Repeat the whole listing below, word for word.

**Stored dataset items**

__________________________________________________

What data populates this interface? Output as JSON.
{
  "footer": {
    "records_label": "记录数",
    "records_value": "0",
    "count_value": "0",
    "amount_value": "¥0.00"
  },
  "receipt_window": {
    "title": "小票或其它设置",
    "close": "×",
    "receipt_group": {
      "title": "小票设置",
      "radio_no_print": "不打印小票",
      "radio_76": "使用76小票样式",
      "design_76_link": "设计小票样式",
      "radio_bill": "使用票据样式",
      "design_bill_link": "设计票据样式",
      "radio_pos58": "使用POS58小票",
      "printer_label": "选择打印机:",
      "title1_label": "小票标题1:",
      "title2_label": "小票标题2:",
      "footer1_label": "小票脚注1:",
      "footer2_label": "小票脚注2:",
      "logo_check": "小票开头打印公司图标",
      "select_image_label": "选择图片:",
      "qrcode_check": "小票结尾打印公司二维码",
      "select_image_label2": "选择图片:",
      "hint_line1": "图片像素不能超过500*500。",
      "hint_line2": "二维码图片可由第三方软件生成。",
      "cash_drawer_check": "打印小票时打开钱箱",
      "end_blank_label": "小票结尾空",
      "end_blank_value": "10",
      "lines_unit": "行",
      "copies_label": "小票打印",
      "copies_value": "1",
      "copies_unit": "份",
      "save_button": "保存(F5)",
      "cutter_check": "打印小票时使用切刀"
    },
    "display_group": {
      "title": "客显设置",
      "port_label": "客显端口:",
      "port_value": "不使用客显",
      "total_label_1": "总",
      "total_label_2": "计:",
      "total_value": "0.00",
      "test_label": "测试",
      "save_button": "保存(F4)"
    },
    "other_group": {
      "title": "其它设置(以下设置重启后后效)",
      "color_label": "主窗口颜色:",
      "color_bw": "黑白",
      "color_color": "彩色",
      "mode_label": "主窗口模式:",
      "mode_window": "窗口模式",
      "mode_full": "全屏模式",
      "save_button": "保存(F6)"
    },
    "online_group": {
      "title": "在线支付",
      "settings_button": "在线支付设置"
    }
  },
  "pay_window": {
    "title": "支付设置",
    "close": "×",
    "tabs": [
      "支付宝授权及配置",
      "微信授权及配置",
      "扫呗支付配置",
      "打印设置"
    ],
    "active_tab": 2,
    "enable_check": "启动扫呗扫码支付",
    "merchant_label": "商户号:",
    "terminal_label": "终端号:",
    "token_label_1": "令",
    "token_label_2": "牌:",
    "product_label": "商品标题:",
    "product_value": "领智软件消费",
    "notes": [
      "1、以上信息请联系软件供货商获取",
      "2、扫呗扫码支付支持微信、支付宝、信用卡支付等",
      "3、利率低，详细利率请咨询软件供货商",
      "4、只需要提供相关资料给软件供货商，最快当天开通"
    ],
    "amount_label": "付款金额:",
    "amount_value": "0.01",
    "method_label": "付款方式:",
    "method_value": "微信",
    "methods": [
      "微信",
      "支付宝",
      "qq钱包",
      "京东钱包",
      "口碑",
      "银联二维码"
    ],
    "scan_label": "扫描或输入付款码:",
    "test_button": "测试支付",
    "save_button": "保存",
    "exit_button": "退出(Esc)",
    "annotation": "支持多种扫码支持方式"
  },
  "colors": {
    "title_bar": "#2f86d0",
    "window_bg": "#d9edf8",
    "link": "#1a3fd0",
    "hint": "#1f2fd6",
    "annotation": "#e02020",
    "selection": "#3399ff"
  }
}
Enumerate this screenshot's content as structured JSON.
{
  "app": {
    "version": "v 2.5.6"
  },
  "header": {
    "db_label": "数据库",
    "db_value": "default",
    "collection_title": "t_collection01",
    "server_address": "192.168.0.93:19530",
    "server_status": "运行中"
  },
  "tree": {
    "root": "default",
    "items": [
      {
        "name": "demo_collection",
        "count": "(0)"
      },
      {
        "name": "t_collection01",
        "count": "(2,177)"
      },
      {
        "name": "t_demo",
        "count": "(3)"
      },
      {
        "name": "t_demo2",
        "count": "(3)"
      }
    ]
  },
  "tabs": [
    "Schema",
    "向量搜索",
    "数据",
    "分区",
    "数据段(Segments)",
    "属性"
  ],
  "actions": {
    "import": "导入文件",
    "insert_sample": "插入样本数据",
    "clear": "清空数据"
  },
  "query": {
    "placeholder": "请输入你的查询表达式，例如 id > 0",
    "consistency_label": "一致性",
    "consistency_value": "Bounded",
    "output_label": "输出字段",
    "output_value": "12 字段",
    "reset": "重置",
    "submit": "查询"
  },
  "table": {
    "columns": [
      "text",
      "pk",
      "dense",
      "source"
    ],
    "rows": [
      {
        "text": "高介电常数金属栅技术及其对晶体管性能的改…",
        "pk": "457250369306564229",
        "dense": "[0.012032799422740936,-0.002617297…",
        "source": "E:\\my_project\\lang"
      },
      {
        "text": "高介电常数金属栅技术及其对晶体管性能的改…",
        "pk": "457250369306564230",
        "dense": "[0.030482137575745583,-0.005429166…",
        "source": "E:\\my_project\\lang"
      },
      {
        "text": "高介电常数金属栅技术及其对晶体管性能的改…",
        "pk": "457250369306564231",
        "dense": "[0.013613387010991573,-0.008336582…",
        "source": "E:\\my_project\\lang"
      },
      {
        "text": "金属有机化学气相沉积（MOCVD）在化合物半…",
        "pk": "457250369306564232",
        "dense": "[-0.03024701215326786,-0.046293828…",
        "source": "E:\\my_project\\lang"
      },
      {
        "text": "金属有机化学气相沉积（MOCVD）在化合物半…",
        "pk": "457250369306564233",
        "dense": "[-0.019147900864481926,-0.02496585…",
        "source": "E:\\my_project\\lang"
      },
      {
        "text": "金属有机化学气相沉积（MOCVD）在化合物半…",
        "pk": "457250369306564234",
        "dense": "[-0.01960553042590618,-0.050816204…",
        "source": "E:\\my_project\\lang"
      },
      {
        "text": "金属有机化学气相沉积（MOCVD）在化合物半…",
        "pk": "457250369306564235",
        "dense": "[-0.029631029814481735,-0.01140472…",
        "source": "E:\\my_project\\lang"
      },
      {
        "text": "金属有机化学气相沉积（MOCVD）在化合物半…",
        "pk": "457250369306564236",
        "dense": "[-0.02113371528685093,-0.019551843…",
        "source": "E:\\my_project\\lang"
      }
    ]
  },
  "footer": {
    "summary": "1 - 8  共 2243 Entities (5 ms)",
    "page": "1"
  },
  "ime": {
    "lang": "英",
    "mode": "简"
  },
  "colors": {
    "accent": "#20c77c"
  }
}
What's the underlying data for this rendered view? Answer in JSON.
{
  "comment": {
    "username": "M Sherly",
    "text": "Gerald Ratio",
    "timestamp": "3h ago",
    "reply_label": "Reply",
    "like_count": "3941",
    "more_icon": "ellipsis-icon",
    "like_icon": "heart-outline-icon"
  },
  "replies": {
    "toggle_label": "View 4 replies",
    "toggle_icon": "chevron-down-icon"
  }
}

__________________________________________________

**Result for this task**
What data populates this interface? Output as JSON.
{
  "footer": {
    "records_label": "记录数",
    "records_value": "0",
    "count_value": "0",
    "amount_value": "¥0.00"
  },
  "receipt_window": {
    "title": "小票或其它设置",
    "close": "×",
    "receipt_group": {
      "title": "小票设置",
      "radio_no_print": "不打印小票",
      "radio_76": "使用76小票样式",
      "design_76_link": "设计小票样式",
      "radio_bill": "使用票据样式",
      "design_bill_link": "设计票据样式",
      "radio_pos58": "使用POS58小票",
      "printer_label": "选择打印机:",
      "title1_label": "小票标题1:",
      "title2_label": "小票标题2:",
      "footer1_label": "小票脚注1:",
      "footer2_label": "小票脚注2:",
      "logo_check": "小票开头打印公司图标",
      "select_image_label": "选择图片:",
      "qrcode_check": "小票结尾打印公司二维码",
      "select_image_label2": "选择图片:",
      "hint_line1": "图片像素不能超过500*500。",
      "hint_line2": "二维码图片可由第三方软件生成。",
      "cash_drawer_check": "打印小票时打开钱箱",
      "end_blank_label": "小票结尾空",
      "end_blank_value": "10",
      "lines_unit": "行",
      "copies_label": "小票打印",
      "copies_value": "1",
      "copies_unit": "份",
      "save_button": "保存(F5)",
      "cutter_check": "打印小票时使用切刀"
    },
    "display_group": {
      "title": "客显设置",
      "port_label": "客显端口:",
      "port_value": "不使用客显",
      "total_label_1": "总",
      "total_label_2": "计:",
      "total_value": "0.00",
      "test_label": "测试",
      "save_button": "保存(F4)"
    },
    "other_group": {
      "title": "其它设置(以下设置重启后后效)",
      "color_label": "主窗口颜色:",
      "color_bw": "黑白",
      "color_color": "彩色",
      "mode_label": "主窗口模式:",
      "mode_window": "窗口模式",
      "mode_full": "全屏模式",
      "save_button": "保存(F6)"
    },
    "online_group": {
      "title": "在线支付",
      "settings_button": "在线支付设置"
    }
  },
  "pay_window": {
    "title": "支付设置",
    "close": "×",
    "tabs": [
      "支付宝授权及配置",
      "微信授权及配置",
      "扫呗支付配置",
      "打印设置"
    ],
    "active_tab": 2,
    "enable_check": "启动扫呗扫码支付",
    "merchant_label": "商户号:",
    "terminal_label": "终端号:",
    "token_label_1": "令",
    "token_label_2": "牌:",
    "product_label": "商品标题:",
    "product_value": "领智软件消费",
    "notes": [
      "1、以上信息请联系软件供货商获取",
      "2、扫呗扫码支付支持微信、支付宝、信用卡支付等",
      "3、利率低，详细利率请咨询软件供货商",
      "4、只需要提供相关资料给软件供货商，最快当天开通"
    ],
    "amount_label": "付款金额:",
    "amount_value": "0.01",
    "method_label": "付款方式:",
    "method_value": "微信",
    "methods": [
      "微信",
      "支付宝",
      "qq钱包",
      "京东钱包",
      "口碑",
      "银联二维码"
    ],
    "scan_label": "扫描或输入付款码:",
    "test_button": "测试支付",
    "save_button": "保存",
    "exit_button": "退出(Esc)",
    "annotation": "支持多种扫码支持方式"
  },
  "colors": {
    "title_bar": "#2f86d0",
    "window_bg": "#d9edf8",
    "link": "#1a3fd0",
    "hint": "#1f2fd6",
    "annotation": "#e02020",
    "selection": "#3399ff"
  }
}
Enumerate this screenshot's content as structured JSON.
{
  "app": {
    "version": "v 2.5.6"
  },
  "header": {
    "db_label": "数据库",
    "db_value": "default",
    "collection_title": "t_collection01",
    "server_address": "192.168.0.93:19530",
    "server_status": "运行中"
  },
  "tree": {
    "root": "default",
    "items": [
      {
        "name": "demo_collection",
        "count": "(0)"
      },
      {
        "name": "t_collection01",
        "count": "(2,177)"
      },
      {
        "name": "t_demo",
        "count": "(3)"
      },
      {
        "name": "t_demo2",
        "count": "(3)"
      }
    ]
  },
  "tabs": [
    "Schema",
    "向量搜索",
    "数据",
    "分区",
    "数据段(Segments)",
    "属性"
  ],
  "actions": {
    "import": "导入文件",
    "insert_sample": "插入样本数据",
    "clear": "清空数据"
  },
  "query": {
    "placeholder": "请输入你的查询表达式，例如 id > 0",
    "consistency_label": "一致性",
    "consistency_value": "Bounded",
    "output_label": "输出字段",
    "output_value": "12 字段",
    "reset": "重置",
    "submit": "查询"
  },
  "table": {
    "columns": [
      "text",
      "pk",
      "dense",
      "source"
    ],
    "rows": [
      {
        "text": "高介电常数金属栅技术及其对晶体管性能的改…",
        "pk": "457250369306564229",
        "dense": "[0.012032799422740936,-0.002617297…",
        "source": "E:\\my_project\\lang"
      },
      {
        "text": "高介电常数金属栅技术及其对晶体管性能的改…",
        "pk": "457250369306564230",
        "dense": "[0.030482137575745583,-0.005429166…",
        "source": "E:\\my_project\\lang"
      },
      {
        "text": "高介电常数金属栅技术及其对晶体管性能的改…",
        "pk": "457250369306564231",
        "dense": "[0.013613387010991573,-0.008336582…",
        "source": "E:\\my_project\\lang"
      },
      {
        "text": "金属有机化学气相沉积（MOCVD）在化合物半…",
        "pk": "457250369306564232",
        "dense": "[-0.03024701215326786,-0.046293828…",
        "source": "E:\\my_project\\lang"
      },
      {
        "text": "金属有机化学气相沉积（MOCVD）在化合物半…",
        "pk": "457250369306564233",
        "dense": "[-0.019147900864481926,-0.02496585…",
        "source": "E:\\my_project\\lang"
      },
      {
        "text": "金属有机化学气相沉积（MOCVD）在化合物半…",
        "pk": "457250369306564234",
        "dense": "[-0.01960553042590618,-0.050816204…",
        "source": "E:\\my_project\\lang"
      },
      {
        "text": "金属有机化学气相沉积（MOCVD）在化合物半…",
        "pk": "457250369306564235",
        "dense": "[-0.029631029814481735,-0.01140472…",
        "source": "E:\\my_project\\lang"
      },
      {
        "text": "金属有机化学气相沉积（MOCVD）在化合物半…",
        "pk": "457250369306564236",
        "dense": "[-0.02113371528685093,-0.019551843…",
        "source": "E:\\my_project\\lang"
      }
    ]
  },
  "footer": {
    "summary": "1 - 8  共 2243 Entities (5 ms)",
    "page": "1"
  },
  "ime": {
    "lang": "英",
    "mode": "简"
  },
  "colors": {
    "accent": "#20c77c"
  }
}
What's the underlying data for this rendered view? Answer in JSON.
{
  "comment": {
    "username": "M Sherly",
    "text": "Gerald Ratio",
    "timestamp": "3h ago",
    "reply_label": "Reply",
    "like_count": "3941",
    "more_icon": "ellipsis-icon",
    "like_icon": "heart-outline-icon"
  },
  "replies": {
    "toggle_label": "View 4 replies",
    "toggle_icon": "chevron-down-icon"
  }
}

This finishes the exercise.